Write out each line word for word. Drop pictures.

================================

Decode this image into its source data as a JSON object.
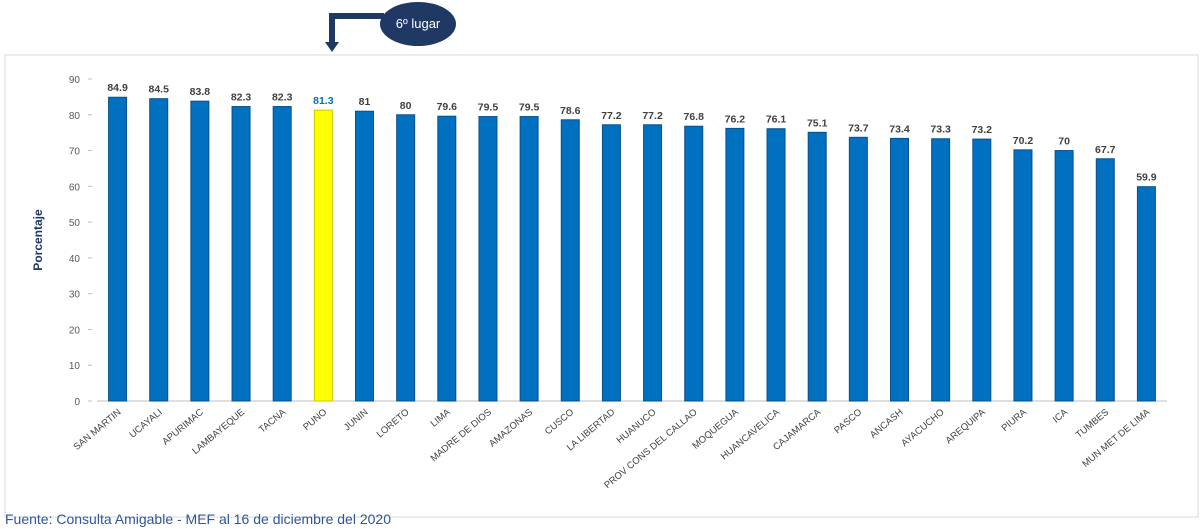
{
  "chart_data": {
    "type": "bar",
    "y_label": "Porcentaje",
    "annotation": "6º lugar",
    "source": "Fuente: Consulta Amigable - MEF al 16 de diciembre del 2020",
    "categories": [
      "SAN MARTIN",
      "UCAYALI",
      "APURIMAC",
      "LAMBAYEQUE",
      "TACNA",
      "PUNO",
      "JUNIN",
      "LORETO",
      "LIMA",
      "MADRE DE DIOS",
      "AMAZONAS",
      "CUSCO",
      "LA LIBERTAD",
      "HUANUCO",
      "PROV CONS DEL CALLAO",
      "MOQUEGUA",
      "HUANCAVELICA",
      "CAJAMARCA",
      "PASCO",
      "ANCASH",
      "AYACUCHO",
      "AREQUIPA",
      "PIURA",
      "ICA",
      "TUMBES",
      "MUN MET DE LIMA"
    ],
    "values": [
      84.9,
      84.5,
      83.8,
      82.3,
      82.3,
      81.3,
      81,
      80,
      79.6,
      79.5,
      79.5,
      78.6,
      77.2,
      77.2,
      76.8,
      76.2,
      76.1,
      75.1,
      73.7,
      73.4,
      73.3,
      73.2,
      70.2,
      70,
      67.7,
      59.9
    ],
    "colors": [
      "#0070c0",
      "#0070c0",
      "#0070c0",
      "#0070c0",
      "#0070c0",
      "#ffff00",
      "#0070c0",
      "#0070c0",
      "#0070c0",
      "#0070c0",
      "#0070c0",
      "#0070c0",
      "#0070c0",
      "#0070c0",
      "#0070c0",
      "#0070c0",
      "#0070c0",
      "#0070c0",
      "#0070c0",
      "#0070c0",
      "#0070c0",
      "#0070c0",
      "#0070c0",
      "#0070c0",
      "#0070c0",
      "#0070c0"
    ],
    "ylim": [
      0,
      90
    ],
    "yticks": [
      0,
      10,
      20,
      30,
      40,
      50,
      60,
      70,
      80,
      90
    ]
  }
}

================================

■ Exercise result ■
Decode this image into its source data as a JSON object.
{
  "chart_data": {
    "type": "bar",
    "y_label": "Porcentaje",
    "annotation": "6º lugar",
    "source": "Fuente: Consulta Amigable - MEF al 16 de diciembre del 2020",
    "categories": [
      "SAN MARTIN",
      "UCAYALI",
      "APURIMAC",
      "LAMBAYEQUE",
      "TACNA",
      "PUNO",
      "JUNIN",
      "LORETO",
      "LIMA",
      "MADRE DE DIOS",
      "AMAZONAS",
      "CUSCO",
      "LA LIBERTAD",
      "HUANUCO",
      "PROV CONS DEL CALLAO",
      "MOQUEGUA",
      "HUANCAVELICA",
      "CAJAMARCA",
      "PASCO",
      "ANCASH",
      "AYACUCHO",
      "AREQUIPA",
      "PIURA",
      "ICA",
      "TUMBES",
      "MUN MET DE LIMA"
    ],
    "values": [
      84.9,
      84.5,
      83.8,
      82.3,
      82.3,
      81.3,
      81,
      80,
      79.6,
      79.5,
      79.5,
      78.6,
      77.2,
      77.2,
      76.8,
      76.2,
      76.1,
      75.1,
      73.7,
      73.4,
      73.3,
      73.2,
      70.2,
      70,
      67.7,
      59.9
    ],
    "colors": [
      "#0070c0",
      "#0070c0",
      "#0070c0",
      "#0070c0",
      "#0070c0",
      "#ffff00",
      "#0070c0",
      "#0070c0",
      "#0070c0",
      "#0070c0",
      "#0070c0",
      "#0070c0",
      "#0070c0",
      "#0070c0",
      "#0070c0",
      "#0070c0",
      "#0070c0",
      "#0070c0",
      "#0070c0",
      "#0070c0",
      "#0070c0",
      "#0070c0",
      "#0070c0",
      "#0070c0",
      "#0070c0",
      "#0070c0"
    ],
    "ylim": [
      0,
      90
    ],
    "yticks": [
      0,
      10,
      20,
      30,
      40,
      50,
      60,
      70,
      80,
      90
    ]
  }
}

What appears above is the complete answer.